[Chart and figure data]
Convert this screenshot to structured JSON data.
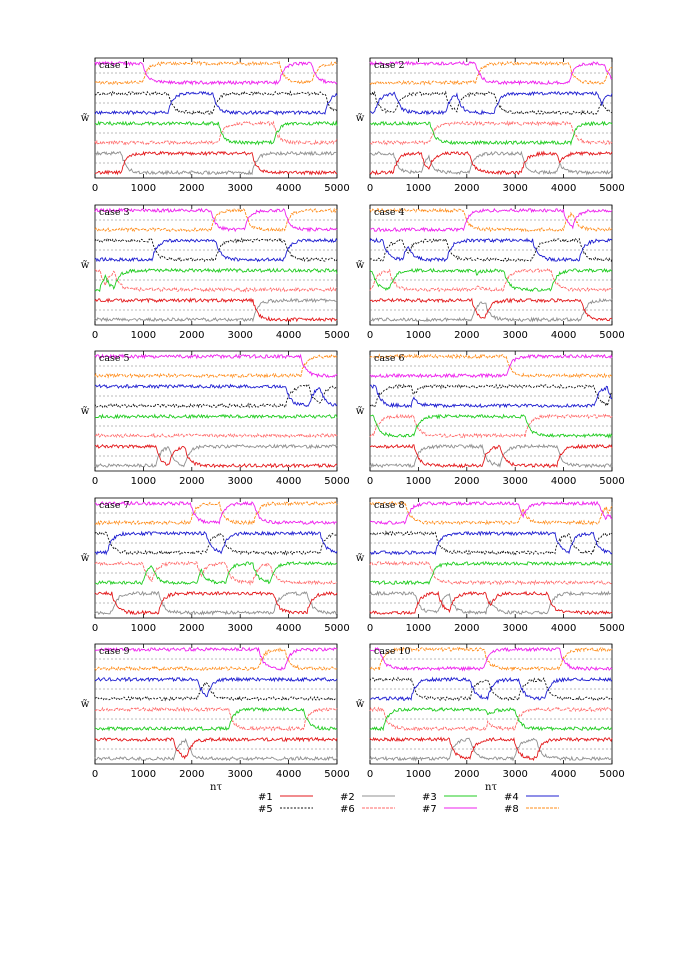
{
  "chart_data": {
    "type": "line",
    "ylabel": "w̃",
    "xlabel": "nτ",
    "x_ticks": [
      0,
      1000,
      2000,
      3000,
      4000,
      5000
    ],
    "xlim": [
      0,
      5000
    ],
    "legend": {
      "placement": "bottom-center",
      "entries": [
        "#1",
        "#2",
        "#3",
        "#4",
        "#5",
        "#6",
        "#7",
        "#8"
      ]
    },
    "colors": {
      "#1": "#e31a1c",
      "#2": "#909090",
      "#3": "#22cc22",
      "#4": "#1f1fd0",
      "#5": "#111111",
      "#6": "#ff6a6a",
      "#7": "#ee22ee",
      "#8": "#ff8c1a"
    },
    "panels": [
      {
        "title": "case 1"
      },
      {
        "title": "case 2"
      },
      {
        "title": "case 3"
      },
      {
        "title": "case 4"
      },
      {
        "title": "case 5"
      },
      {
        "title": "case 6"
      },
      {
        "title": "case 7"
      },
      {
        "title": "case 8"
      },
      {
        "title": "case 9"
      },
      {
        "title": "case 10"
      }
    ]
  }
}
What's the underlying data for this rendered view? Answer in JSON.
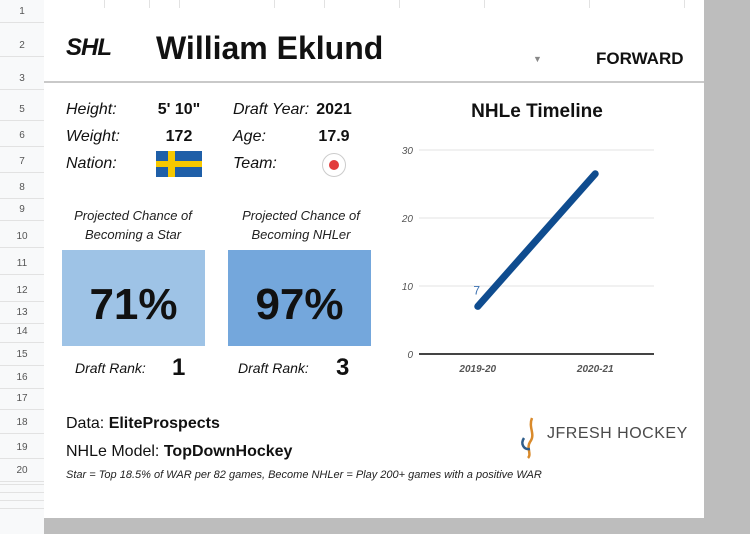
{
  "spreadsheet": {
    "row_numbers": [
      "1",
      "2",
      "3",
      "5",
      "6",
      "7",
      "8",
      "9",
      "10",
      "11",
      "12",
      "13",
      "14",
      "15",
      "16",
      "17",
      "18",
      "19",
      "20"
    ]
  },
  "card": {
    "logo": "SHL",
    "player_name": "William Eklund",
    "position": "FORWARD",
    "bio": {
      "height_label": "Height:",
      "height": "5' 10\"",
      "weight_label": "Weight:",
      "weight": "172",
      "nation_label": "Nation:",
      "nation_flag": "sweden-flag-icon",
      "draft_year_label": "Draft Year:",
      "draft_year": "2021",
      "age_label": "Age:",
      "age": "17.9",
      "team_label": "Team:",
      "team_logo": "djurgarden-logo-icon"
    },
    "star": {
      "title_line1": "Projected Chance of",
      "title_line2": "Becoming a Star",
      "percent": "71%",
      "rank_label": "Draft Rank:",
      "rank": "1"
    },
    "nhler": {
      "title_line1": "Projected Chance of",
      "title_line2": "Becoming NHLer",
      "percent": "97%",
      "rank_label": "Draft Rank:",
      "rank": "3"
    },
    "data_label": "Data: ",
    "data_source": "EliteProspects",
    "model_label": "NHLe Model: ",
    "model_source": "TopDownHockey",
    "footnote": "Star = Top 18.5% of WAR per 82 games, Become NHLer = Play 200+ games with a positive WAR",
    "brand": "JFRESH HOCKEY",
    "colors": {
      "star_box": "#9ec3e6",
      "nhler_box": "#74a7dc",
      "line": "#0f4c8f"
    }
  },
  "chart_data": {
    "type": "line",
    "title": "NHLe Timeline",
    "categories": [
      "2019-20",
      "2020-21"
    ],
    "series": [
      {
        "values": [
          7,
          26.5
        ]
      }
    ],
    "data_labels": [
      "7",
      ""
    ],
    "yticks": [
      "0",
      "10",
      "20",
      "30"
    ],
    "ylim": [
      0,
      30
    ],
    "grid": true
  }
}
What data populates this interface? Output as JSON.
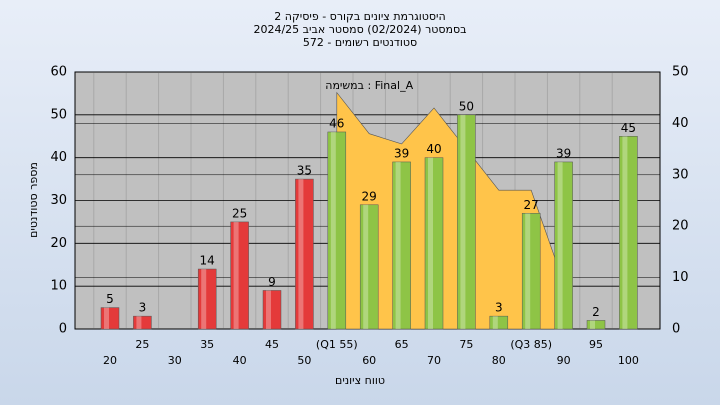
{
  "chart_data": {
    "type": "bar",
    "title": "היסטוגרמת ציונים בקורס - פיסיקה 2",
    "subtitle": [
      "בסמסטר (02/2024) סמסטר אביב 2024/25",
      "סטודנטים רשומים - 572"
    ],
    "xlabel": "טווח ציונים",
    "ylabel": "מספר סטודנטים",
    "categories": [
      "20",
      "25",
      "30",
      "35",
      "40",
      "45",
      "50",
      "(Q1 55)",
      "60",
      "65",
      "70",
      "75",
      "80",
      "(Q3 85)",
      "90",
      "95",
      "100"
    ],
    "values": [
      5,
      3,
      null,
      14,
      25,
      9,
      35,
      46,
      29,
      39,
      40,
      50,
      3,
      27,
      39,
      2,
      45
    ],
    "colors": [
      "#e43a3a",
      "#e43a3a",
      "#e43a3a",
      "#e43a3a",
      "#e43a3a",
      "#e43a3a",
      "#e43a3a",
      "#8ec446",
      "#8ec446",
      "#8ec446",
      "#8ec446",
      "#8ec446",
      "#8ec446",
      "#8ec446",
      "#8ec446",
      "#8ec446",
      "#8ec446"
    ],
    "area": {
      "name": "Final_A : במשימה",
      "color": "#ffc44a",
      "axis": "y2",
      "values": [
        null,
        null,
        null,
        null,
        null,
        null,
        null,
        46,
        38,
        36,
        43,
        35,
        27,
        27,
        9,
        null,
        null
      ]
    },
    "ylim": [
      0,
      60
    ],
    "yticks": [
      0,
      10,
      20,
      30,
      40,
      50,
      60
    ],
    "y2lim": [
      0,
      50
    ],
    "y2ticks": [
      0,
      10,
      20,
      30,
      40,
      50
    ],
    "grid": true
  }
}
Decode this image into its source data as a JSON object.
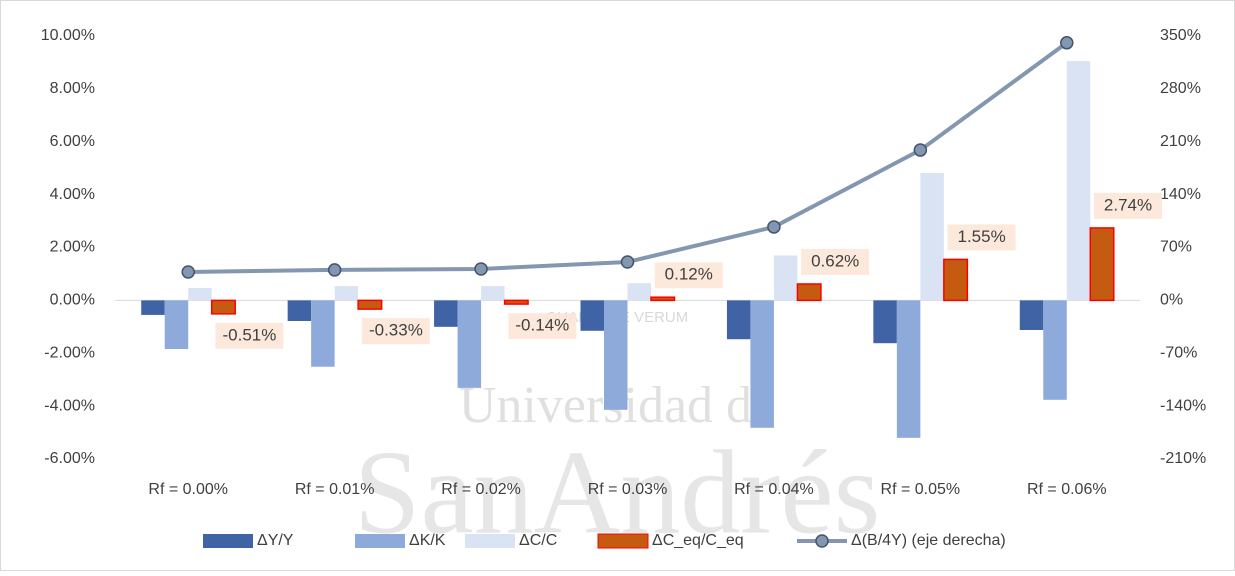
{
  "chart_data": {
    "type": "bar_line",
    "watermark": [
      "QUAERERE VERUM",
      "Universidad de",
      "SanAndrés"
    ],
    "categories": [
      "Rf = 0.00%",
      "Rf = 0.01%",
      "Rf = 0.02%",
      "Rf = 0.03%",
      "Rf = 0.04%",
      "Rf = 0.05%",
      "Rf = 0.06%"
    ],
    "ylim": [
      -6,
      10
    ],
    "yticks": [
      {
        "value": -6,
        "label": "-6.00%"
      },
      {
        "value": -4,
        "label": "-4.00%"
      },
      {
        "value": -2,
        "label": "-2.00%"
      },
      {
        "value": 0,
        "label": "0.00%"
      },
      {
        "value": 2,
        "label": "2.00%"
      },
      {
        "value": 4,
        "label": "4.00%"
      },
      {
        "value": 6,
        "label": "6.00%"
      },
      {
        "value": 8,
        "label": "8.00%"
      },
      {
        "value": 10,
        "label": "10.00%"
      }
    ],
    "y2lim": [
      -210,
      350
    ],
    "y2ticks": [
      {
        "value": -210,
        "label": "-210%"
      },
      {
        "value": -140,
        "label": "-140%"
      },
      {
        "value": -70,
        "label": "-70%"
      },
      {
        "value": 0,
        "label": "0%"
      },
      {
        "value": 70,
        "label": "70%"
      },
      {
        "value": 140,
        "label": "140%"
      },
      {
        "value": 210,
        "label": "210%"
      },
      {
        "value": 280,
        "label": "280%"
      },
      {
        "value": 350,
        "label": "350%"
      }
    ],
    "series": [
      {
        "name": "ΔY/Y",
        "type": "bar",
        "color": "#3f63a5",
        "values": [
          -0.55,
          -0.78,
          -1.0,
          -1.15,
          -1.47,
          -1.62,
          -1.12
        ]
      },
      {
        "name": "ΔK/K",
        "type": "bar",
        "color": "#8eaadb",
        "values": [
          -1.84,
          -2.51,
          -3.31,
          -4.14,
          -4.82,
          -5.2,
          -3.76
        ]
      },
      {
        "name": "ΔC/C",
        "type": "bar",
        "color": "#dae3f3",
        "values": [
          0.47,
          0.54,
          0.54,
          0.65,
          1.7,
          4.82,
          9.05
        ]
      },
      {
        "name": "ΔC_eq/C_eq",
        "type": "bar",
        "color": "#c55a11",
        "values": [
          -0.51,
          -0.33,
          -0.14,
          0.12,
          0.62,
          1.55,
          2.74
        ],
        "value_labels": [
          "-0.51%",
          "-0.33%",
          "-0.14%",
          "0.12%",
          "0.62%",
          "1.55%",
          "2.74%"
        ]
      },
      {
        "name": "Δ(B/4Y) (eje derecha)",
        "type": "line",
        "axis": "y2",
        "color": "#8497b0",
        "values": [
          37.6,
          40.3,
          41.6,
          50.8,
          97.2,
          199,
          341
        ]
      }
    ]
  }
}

## [GOAL]
Output every entry verbatim. Pictures do not belong in the copy.

## [OUTPUT OF THE EXERCISE]
Convert this screenshot to structured JSON data.
{
  "chart_data": {
    "type": "line",
    "ylabel": "w̃",
    "xlabel": "nτ",
    "x_ticks": [
      0,
      1000,
      2000,
      3000,
      4000,
      5000
    ],
    "xlim": [
      0,
      5000
    ],
    "legend": {
      "placement": "bottom-center",
      "entries": [
        "#1",
        "#2",
        "#3",
        "#4",
        "#5",
        "#6",
        "#7",
        "#8"
      ]
    },
    "colors": {
      "#1": "#e31a1c",
      "#2": "#909090",
      "#3": "#22cc22",
      "#4": "#1f1fd0",
      "#5": "#111111",
      "#6": "#ff6a6a",
      "#7": "#ee22ee",
      "#8": "#ff8c1a"
    },
    "panels": [
      {
        "title": "case 1"
      },
      {
        "title": "case 2"
      },
      {
        "title": "case 3"
      },
      {
        "title": "case 4"
      },
      {
        "title": "case 5"
      },
      {
        "title": "case 6"
      },
      {
        "title": "case 7"
      },
      {
        "title": "case 8"
      },
      {
        "title": "case 9"
      },
      {
        "title": "case 10"
      }
    ]
  }
}
What's the underlying data for this rendered view? Answer in JSON.
{
  "spreadsheet": {
    "row_numbers": [
      "1",
      "2",
      "3",
      "5",
      "6",
      "7",
      "8",
      "9",
      "10",
      "11",
      "12",
      "13",
      "14",
      "15",
      "16",
      "17",
      "18",
      "19",
      "20"
    ]
  },
  "card": {
    "logo": "SHL",
    "player_name": "William Eklund",
    "position": "FORWARD",
    "bio": {
      "height_label": "Height:",
      "height": "5' 10\"",
      "weight_label": "Weight:",
      "weight": "172",
      "nation_label": "Nation:",
      "nation_flag": "sweden-flag-icon",
      "draft_year_label": "Draft Year:",
      "draft_year": "2021",
      "age_label": "Age:",
      "age": "17.9",
      "team_label": "Team:",
      "team_logo": "djurgarden-logo-icon"
    },
    "star": {
      "title_line1": "Projected Chance of",
      "title_line2": "Becoming a Star",
      "percent": "71%",
      "rank_label": "Draft Rank:",
      "rank": "1"
    },
    "nhler": {
      "title_line1": "Projected Chance of",
      "title_line2": "Becoming NHLer",
      "percent": "97%",
      "rank_label": "Draft Rank:",
      "rank": "3"
    },
    "data_label": "Data: ",
    "data_source": "EliteProspects",
    "model_label": "NHLe Model: ",
    "model_source": "TopDownHockey",
    "footnote": "Star = Top 18.5% of WAR per 82 games, Become NHLer = Play 200+ games with a positive WAR",
    "brand": "JFRESH HOCKEY",
    "colors": {
      "star_box": "#9ec3e6",
      "nhler_box": "#74a7dc",
      "line": "#0f4c8f"
    }
  },
  "chart_data": {
    "type": "line",
    "title": "NHLe Timeline",
    "categories": [
      "2019-20",
      "2020-21"
    ],
    "series": [
      {
        "values": [
          7,
          26.5
        ]
      }
    ],
    "data_labels": [
      "7",
      ""
    ],
    "yticks": [
      "0",
      "10",
      "20",
      "30"
    ],
    "ylim": [
      0,
      30
    ],
    "grid": true
  }
}
What data populates this interface? Output as JSON.
{
  "chart_data": {
    "type": "bar",
    "title": "היסטוגרמת ציונים בקורס - פיסיקה 2",
    "subtitle": [
      "בסמסטר (02/2024) סמסטר אביב 2024/25",
      "סטודנטים רשומים - 572"
    ],
    "xlabel": "טווח ציונים",
    "ylabel": "מספר סטודנטים",
    "categories": [
      "20",
      "25",
      "30",
      "35",
      "40",
      "45",
      "50",
      "(Q1 55)",
      "60",
      "65",
      "70",
      "75",
      "80",
      "(Q3 85)",
      "90",
      "95",
      "100"
    ],
    "values": [
      5,
      3,
      null,
      14,
      25,
      9,
      35,
      46,
      29,
      39,
      40,
      50,
      3,
      27,
      39,
      2,
      45
    ],
    "colors": [
      "#e43a3a",
      "#e43a3a",
      "#e43a3a",
      "#e43a3a",
      "#e43a3a",
      "#e43a3a",
      "#e43a3a",
      "#8ec446",
      "#8ec446",
      "#8ec446",
      "#8ec446",
      "#8ec446",
      "#8ec446",
      "#8ec446",
      "#8ec446",
      "#8ec446",
      "#8ec446"
    ],
    "area": {
      "name": "Final_A : במשימה",
      "color": "#ffc44a",
      "axis": "y2",
      "values": [
        null,
        null,
        null,
        null,
        null,
        null,
        null,
        46,
        38,
        36,
        43,
        35,
        27,
        27,
        9,
        null,
        null
      ]
    },
    "ylim": [
      0,
      60
    ],
    "yticks": [
      0,
      10,
      20,
      30,
      40,
      50,
      60
    ],
    "y2lim": [
      0,
      50
    ],
    "y2ticks": [
      0,
      10,
      20,
      30,
      40,
      50
    ],
    "grid": true
  }
}
Decode this image into its source data as a JSON object.
{
  "chart_data": {
    "type": "bar_line",
    "watermark": [
      "QUAERERE VERUM",
      "Universidad de",
      "SanAndrés"
    ],
    "categories": [
      "Rf = 0.00%",
      "Rf = 0.01%",
      "Rf = 0.02%",
      "Rf = 0.03%",
      "Rf = 0.04%",
      "Rf = 0.05%",
      "Rf = 0.06%"
    ],
    "ylim": [
      -6,
      10
    ],
    "yticks": [
      {
        "value": -6,
        "label": "-6.00%"
      },
      {
        "value": -4,
        "label": "-4.00%"
      },
      {
        "value": -2,
        "label": "-2.00%"
      },
      {
        "value": 0,
        "label": "0.00%"
      },
      {
        "value": 2,
        "label": "2.00%"
      },
      {
        "value": 4,
        "label": "4.00%"
      },
      {
        "value": 6,
        "label": "6.00%"
      },
      {
        "value": 8,
        "label": "8.00%"
      },
      {
        "value": 10,
        "label": "10.00%"
      }
    ],
    "y2lim": [
      -210,
      350
    ],
    "y2ticks": [
      {
        "value": -210,
        "label": "-210%"
      },
      {
        "value": -140,
        "label": "-140%"
      },
      {
        "value": -70,
        "label": "-70%"
      },
      {
        "value": 0,
        "label": "0%"
      },
      {
        "value": 70,
        "label": "70%"
      },
      {
        "value": 140,
        "label": "140%"
      },
      {
        "value": 210,
        "label": "210%"
      },
      {
        "value": 280,
        "label": "280%"
      },
      {
        "value": 350,
        "label": "350%"
      }
    ],
    "series": [
      {
        "name": "ΔY/Y",
        "type": "bar",
        "color": "#3f63a5",
        "values": [
          -0.55,
          -0.78,
          -1.0,
          -1.15,
          -1.47,
          -1.62,
          -1.12
        ]
      },
      {
        "name": "ΔK/K",
        "type": "bar",
        "color": "#8eaadb",
        "values": [
          -1.84,
          -2.51,
          -3.31,
          -4.14,
          -4.82,
          -5.2,
          -3.76
        ]
      },
      {
        "name": "ΔC/C",
        "type": "bar",
        "color": "#dae3f3",
        "values": [
          0.47,
          0.54,
          0.54,
          0.65,
          1.7,
          4.82,
          9.05
        ]
      },
      {
        "name": "ΔC_eq/C_eq",
        "type": "bar",
        "color": "#c55a11",
        "values": [
          -0.51,
          -0.33,
          -0.14,
          0.12,
          0.62,
          1.55,
          2.74
        ],
        "value_labels": [
          "-0.51%",
          "-0.33%",
          "-0.14%",
          "0.12%",
          "0.62%",
          "1.55%",
          "2.74%"
        ]
      },
      {
        "name": "Δ(B/4Y) (eje derecha)",
        "type": "line",
        "axis": "y2",
        "color": "#8497b0",
        "values": [
          37.6,
          40.3,
          41.6,
          50.8,
          97.2,
          199,
          341
        ]
      }
    ]
  }
}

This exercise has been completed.